▸ **The request**:
Find the word "JSON" in the listing; pull out each line holding it.

## Begin Dataset excerpts

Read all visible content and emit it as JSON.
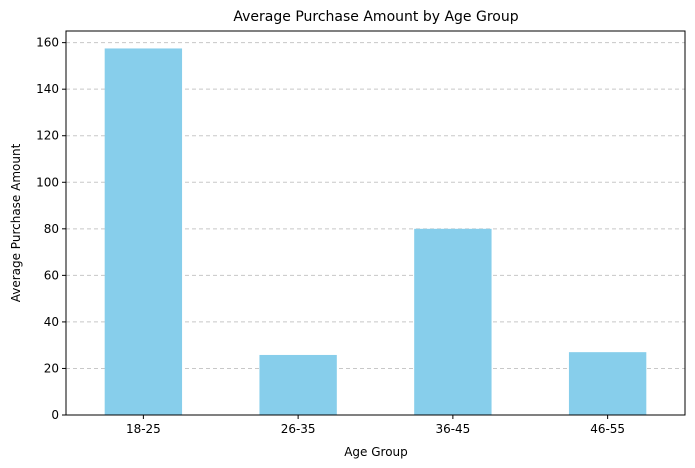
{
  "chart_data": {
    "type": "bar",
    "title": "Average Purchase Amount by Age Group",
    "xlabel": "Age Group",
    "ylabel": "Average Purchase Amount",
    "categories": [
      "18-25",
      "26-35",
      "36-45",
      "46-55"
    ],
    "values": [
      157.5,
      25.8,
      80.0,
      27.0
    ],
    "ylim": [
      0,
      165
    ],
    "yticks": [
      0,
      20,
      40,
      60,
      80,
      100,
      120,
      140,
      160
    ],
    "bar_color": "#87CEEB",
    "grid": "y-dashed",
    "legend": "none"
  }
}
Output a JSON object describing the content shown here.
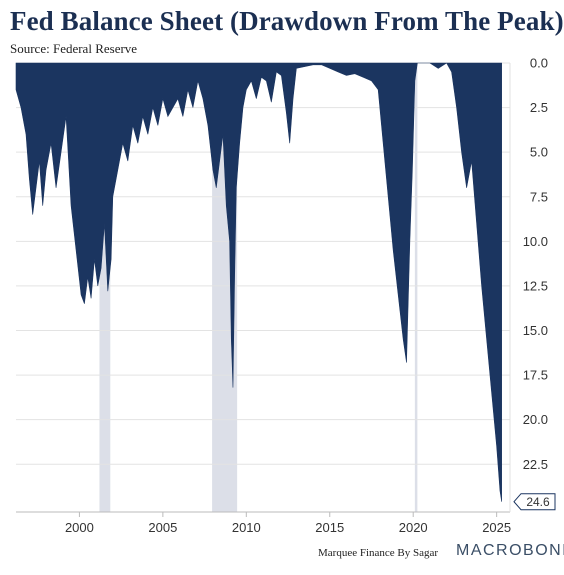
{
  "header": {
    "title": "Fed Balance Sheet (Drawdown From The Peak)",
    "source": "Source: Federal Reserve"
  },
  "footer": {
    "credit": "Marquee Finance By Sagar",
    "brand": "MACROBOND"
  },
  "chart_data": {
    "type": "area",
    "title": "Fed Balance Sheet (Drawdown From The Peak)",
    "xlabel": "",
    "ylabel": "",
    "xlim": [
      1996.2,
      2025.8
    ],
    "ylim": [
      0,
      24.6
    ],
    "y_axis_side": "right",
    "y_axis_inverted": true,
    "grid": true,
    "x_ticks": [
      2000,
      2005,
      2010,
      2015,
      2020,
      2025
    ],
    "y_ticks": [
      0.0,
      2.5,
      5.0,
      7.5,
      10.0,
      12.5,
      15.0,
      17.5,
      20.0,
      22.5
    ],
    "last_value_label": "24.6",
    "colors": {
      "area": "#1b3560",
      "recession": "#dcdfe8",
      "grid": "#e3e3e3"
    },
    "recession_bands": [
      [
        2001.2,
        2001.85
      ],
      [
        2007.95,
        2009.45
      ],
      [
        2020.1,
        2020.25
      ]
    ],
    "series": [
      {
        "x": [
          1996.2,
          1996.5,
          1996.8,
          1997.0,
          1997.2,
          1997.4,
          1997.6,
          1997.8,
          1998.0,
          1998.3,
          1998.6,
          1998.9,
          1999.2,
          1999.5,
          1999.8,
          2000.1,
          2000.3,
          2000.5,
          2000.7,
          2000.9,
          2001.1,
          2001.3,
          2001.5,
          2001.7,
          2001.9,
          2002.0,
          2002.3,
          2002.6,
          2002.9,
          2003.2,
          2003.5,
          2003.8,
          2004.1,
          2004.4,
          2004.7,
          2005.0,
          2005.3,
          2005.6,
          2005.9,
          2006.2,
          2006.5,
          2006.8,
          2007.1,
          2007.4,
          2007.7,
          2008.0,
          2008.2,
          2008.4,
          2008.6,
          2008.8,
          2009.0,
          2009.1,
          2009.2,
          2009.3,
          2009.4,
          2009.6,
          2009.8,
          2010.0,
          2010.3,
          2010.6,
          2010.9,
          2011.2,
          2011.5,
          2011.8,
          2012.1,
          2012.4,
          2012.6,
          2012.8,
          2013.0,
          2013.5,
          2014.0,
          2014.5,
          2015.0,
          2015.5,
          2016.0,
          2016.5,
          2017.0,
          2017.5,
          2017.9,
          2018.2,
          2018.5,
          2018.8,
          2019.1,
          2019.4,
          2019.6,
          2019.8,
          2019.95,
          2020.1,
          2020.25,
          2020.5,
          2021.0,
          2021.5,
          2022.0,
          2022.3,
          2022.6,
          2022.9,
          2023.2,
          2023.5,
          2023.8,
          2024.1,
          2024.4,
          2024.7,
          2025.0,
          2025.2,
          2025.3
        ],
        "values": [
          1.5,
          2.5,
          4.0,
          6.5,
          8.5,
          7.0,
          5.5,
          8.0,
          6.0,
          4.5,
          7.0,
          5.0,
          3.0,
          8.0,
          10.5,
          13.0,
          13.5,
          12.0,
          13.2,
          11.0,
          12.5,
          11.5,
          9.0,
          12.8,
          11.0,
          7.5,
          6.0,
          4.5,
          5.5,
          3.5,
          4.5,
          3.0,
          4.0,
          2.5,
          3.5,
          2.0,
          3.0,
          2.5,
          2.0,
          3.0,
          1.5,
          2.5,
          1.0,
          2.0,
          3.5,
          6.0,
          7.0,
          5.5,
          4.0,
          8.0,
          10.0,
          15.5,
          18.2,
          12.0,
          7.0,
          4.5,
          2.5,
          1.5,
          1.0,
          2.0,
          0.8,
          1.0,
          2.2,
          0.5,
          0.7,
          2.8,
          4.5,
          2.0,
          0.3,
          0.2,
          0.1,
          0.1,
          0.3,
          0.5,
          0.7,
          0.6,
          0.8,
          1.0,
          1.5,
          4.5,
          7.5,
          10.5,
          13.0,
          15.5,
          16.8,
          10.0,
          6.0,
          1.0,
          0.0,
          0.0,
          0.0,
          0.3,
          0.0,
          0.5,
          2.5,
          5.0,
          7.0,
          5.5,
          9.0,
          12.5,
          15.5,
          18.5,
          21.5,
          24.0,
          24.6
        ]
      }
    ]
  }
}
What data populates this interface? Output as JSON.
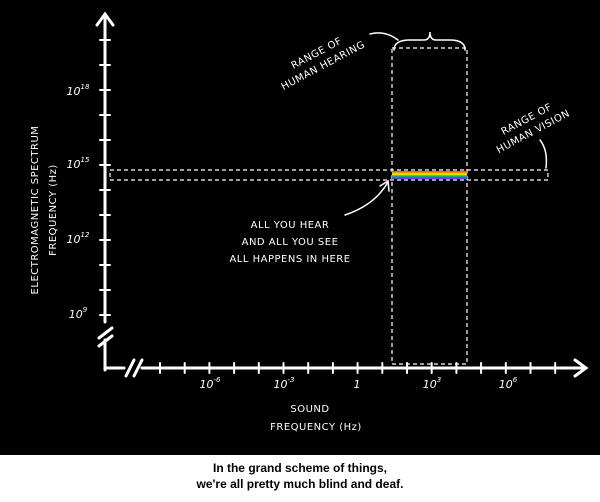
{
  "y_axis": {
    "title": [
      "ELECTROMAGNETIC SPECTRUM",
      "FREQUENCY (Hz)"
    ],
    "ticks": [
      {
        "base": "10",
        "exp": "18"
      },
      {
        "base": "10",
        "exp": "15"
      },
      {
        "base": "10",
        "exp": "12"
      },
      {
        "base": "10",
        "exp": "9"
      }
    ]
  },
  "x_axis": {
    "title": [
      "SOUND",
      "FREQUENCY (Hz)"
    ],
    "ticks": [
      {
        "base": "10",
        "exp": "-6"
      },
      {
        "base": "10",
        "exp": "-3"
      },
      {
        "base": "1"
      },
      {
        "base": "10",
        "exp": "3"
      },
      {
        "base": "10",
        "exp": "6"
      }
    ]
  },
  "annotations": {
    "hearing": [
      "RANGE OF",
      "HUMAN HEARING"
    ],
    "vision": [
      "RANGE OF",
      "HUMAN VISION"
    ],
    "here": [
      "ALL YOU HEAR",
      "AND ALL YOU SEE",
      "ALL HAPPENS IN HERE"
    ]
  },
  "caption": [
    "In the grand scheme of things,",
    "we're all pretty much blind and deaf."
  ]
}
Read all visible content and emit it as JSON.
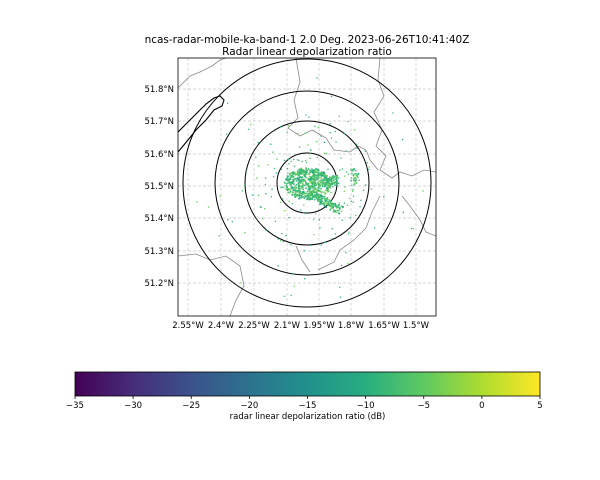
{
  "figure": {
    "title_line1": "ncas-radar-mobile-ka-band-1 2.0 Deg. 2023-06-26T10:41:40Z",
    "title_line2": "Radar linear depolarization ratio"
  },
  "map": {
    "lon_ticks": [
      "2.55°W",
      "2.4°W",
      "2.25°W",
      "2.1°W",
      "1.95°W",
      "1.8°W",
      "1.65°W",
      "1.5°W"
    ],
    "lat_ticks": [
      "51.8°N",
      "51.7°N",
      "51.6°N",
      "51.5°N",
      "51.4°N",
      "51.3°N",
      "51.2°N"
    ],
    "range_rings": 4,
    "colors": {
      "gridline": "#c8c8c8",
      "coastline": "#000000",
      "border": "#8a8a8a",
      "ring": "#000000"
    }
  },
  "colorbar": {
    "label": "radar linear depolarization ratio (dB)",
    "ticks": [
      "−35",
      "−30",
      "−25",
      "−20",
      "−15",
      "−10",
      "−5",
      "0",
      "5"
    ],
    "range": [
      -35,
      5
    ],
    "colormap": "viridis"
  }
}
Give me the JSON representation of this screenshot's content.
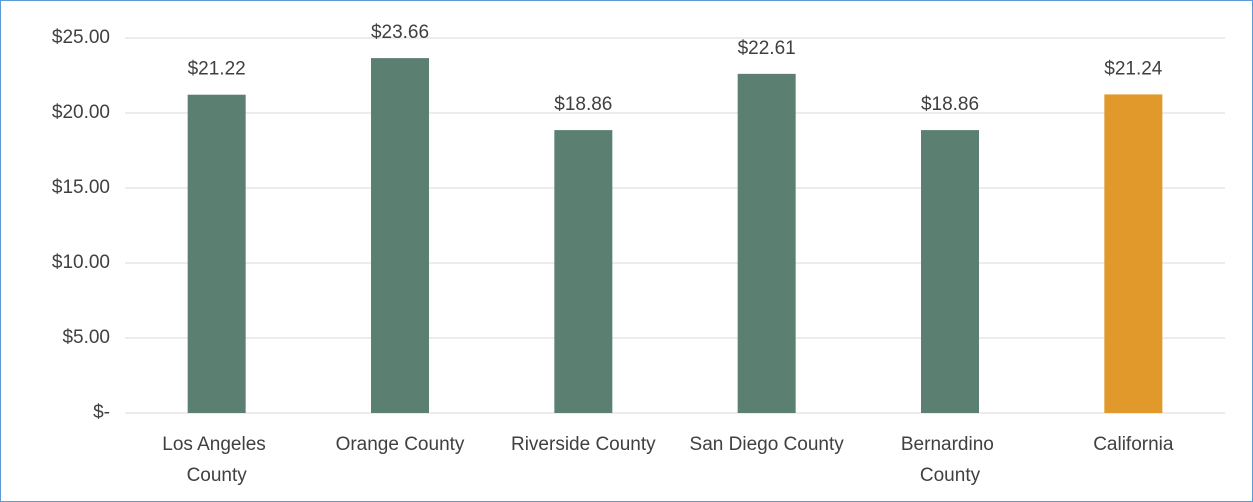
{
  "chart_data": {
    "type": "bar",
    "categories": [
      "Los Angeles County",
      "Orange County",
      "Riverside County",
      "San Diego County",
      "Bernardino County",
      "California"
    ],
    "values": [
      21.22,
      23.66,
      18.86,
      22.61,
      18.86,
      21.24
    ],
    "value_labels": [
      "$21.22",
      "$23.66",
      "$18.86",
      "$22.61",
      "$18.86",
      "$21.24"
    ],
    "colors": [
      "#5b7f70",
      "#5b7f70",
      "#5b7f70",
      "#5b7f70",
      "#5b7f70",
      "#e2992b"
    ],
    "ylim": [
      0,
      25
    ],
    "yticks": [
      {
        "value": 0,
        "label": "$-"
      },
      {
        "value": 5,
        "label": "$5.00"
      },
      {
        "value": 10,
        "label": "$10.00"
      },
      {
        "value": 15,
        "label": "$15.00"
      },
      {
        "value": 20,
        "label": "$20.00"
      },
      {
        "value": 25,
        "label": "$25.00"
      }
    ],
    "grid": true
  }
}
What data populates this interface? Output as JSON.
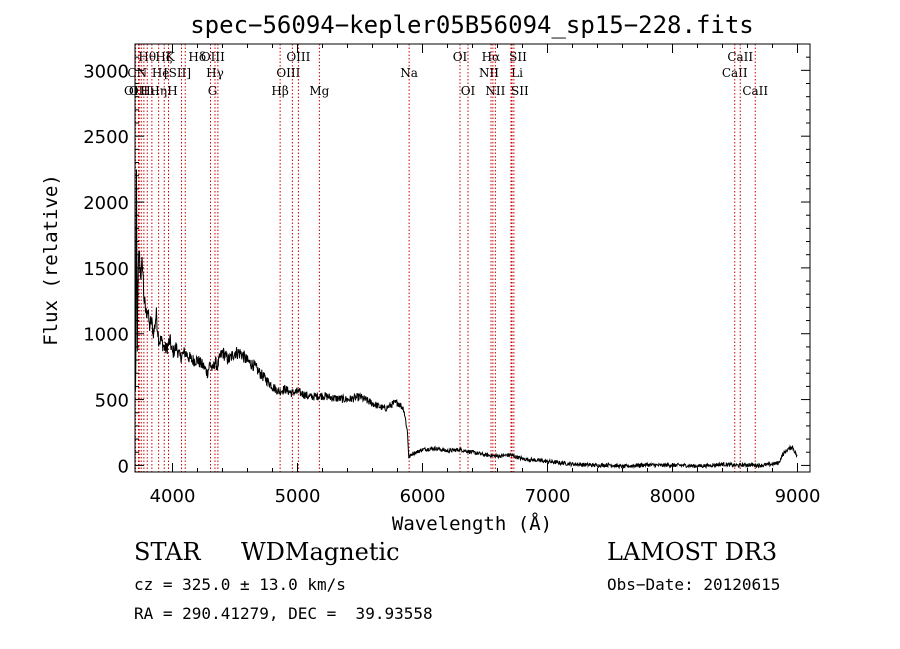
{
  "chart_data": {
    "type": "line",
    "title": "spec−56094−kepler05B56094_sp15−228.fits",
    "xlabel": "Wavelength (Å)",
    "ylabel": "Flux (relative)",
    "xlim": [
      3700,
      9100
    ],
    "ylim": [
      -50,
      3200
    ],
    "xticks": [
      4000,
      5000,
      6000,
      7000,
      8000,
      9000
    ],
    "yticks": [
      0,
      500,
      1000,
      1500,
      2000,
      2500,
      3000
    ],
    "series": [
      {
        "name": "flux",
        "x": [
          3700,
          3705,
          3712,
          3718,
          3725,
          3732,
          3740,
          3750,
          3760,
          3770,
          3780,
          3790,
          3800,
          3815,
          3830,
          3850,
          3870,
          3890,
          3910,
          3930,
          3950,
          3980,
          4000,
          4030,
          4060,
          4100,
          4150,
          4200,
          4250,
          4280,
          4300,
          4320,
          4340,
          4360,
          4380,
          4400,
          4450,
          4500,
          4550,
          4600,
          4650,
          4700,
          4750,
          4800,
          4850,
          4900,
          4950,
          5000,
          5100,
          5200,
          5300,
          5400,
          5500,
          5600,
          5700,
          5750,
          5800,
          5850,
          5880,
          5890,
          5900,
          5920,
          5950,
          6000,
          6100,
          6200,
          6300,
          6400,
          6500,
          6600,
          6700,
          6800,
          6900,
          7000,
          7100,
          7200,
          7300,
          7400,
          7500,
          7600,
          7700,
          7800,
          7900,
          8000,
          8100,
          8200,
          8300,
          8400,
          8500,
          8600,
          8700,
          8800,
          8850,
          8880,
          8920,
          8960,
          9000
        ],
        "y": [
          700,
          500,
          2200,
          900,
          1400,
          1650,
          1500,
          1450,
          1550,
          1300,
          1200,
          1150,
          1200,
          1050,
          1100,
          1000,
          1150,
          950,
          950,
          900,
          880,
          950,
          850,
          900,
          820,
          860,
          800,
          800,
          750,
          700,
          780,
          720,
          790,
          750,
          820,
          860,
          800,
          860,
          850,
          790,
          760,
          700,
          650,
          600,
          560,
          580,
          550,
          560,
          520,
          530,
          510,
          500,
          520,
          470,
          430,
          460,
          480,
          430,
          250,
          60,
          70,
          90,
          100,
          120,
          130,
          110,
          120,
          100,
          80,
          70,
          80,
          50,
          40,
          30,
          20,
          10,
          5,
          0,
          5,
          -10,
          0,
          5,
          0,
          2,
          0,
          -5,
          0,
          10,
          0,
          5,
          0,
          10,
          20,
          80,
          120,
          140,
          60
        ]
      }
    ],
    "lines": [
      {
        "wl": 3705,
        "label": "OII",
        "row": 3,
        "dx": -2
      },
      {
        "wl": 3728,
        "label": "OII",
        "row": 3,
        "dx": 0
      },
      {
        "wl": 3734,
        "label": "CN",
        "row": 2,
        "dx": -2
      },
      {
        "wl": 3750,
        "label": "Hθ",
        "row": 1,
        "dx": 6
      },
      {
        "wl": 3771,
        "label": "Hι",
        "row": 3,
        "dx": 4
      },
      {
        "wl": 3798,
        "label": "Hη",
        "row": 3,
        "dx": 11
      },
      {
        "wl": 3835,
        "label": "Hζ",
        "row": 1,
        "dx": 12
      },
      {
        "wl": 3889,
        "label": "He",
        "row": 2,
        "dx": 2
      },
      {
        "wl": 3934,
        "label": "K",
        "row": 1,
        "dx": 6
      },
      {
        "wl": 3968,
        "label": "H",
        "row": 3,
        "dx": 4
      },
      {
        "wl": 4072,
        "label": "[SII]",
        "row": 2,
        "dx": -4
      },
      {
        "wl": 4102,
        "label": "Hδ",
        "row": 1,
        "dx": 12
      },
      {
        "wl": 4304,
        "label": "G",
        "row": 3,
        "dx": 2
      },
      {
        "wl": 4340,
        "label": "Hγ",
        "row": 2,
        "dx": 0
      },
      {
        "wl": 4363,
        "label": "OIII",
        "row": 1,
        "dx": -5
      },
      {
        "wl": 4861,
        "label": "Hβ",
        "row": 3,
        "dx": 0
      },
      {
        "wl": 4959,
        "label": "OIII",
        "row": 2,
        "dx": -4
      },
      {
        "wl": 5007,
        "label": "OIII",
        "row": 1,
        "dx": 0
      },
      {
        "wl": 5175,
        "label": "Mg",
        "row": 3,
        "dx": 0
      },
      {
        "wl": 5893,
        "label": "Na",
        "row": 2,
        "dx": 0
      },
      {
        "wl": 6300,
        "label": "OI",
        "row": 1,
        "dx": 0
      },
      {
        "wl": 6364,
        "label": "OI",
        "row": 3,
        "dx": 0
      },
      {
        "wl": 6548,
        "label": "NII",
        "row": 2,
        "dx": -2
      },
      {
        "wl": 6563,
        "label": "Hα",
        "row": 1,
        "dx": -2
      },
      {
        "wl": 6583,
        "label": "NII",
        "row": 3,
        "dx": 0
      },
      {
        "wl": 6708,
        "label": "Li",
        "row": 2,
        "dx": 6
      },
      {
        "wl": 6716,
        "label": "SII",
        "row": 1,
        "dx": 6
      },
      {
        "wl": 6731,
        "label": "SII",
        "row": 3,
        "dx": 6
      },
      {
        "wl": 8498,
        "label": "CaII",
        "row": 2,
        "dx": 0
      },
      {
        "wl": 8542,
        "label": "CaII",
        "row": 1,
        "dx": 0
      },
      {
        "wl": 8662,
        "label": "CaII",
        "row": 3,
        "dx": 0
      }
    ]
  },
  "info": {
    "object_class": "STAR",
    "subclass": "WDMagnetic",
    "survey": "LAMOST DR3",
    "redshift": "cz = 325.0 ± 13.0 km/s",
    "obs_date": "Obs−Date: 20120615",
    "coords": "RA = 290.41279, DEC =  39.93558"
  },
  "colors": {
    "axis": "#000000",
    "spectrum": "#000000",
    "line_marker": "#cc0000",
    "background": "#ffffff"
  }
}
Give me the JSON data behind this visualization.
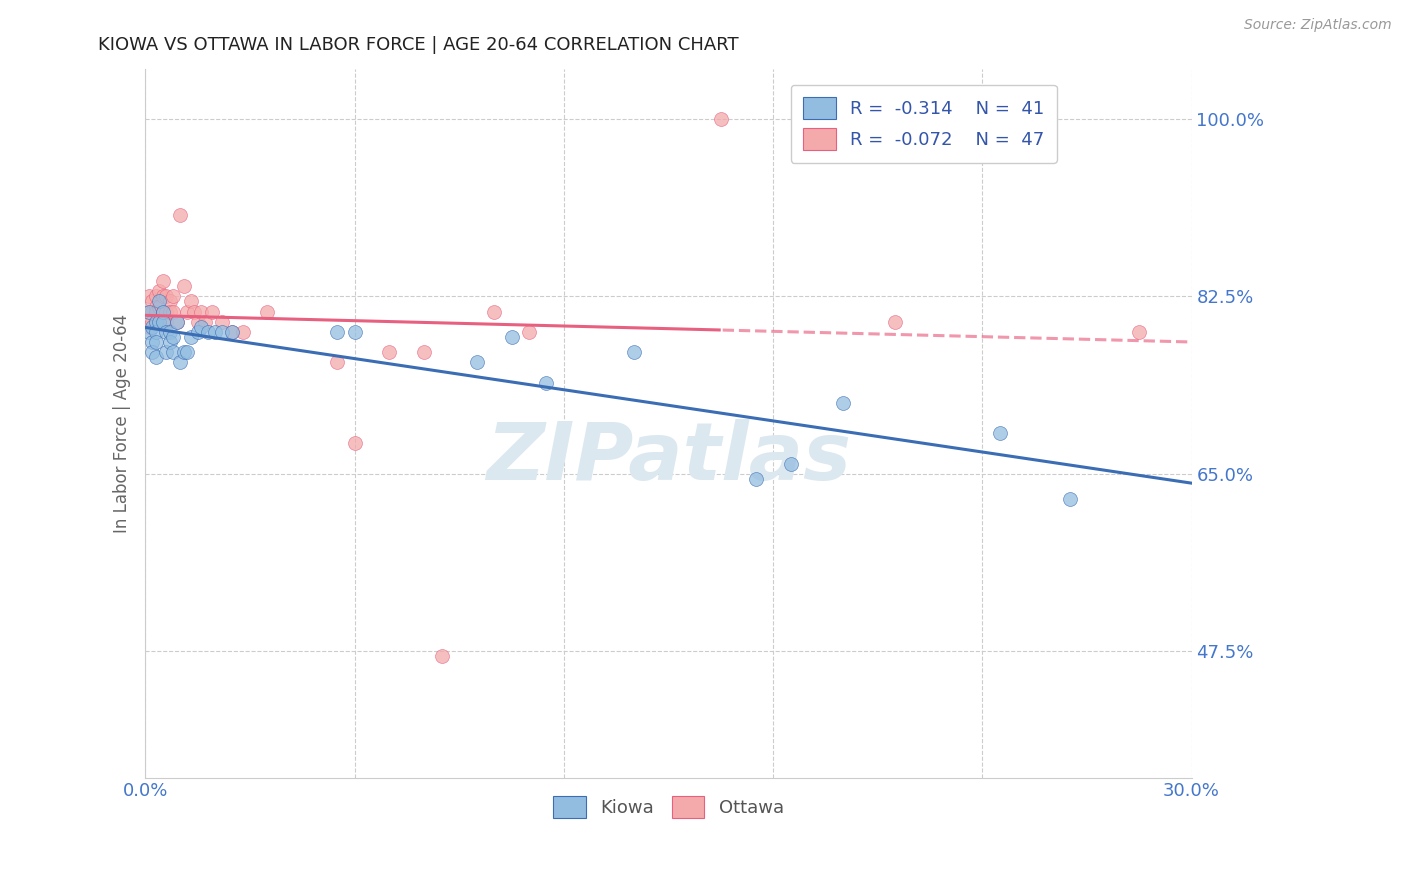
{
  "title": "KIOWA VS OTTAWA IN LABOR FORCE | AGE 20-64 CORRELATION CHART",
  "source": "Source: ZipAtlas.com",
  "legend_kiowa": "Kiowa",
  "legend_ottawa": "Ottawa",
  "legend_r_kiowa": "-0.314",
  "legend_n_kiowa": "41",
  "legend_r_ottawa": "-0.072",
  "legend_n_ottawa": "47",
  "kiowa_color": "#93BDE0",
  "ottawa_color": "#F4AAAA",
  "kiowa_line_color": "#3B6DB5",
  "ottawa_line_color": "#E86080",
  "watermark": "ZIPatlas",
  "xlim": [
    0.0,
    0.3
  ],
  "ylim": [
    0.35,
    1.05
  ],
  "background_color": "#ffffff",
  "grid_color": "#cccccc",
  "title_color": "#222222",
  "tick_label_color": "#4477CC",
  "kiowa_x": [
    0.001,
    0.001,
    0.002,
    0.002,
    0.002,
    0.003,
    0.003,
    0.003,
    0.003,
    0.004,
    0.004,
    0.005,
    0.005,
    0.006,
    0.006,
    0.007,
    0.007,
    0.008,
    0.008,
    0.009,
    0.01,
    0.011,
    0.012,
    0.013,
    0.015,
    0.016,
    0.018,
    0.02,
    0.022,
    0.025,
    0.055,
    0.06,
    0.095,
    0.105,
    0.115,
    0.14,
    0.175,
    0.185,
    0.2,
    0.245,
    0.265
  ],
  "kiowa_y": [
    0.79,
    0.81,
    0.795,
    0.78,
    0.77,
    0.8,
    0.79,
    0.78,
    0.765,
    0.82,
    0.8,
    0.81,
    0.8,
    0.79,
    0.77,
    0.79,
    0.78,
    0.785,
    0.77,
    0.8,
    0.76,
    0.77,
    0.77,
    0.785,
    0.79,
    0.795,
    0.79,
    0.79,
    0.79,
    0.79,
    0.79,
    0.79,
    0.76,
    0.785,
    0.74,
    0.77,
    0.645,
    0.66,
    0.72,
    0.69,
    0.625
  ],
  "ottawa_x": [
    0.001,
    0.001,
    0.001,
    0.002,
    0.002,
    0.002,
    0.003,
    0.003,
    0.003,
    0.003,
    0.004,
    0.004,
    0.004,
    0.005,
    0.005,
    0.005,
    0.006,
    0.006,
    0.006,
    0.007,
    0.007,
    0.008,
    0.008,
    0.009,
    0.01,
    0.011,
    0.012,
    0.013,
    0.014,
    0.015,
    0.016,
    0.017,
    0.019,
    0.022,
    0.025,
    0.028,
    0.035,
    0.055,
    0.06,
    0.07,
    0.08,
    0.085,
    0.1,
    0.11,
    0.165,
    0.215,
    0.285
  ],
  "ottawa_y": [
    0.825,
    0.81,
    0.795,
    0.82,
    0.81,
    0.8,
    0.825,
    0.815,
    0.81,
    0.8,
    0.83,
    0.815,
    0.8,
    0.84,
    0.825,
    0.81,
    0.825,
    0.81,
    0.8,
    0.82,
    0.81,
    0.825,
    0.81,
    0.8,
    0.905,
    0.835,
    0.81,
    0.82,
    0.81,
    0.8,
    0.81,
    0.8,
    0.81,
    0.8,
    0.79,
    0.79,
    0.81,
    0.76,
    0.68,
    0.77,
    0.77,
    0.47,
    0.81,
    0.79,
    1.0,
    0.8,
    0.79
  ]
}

## End Dataset excerpts

▸ **Full response**:
Read all visible content and emit it as JSON.
Output a JSON object describing the content shown here.
What data populates this interface? Output as JSON.
Read all visible content and emit it as JSON.
Give me the JSON representation of this screenshot's content.
What data populates this interface? Output as JSON.
Give me the JSON data behind this visualization.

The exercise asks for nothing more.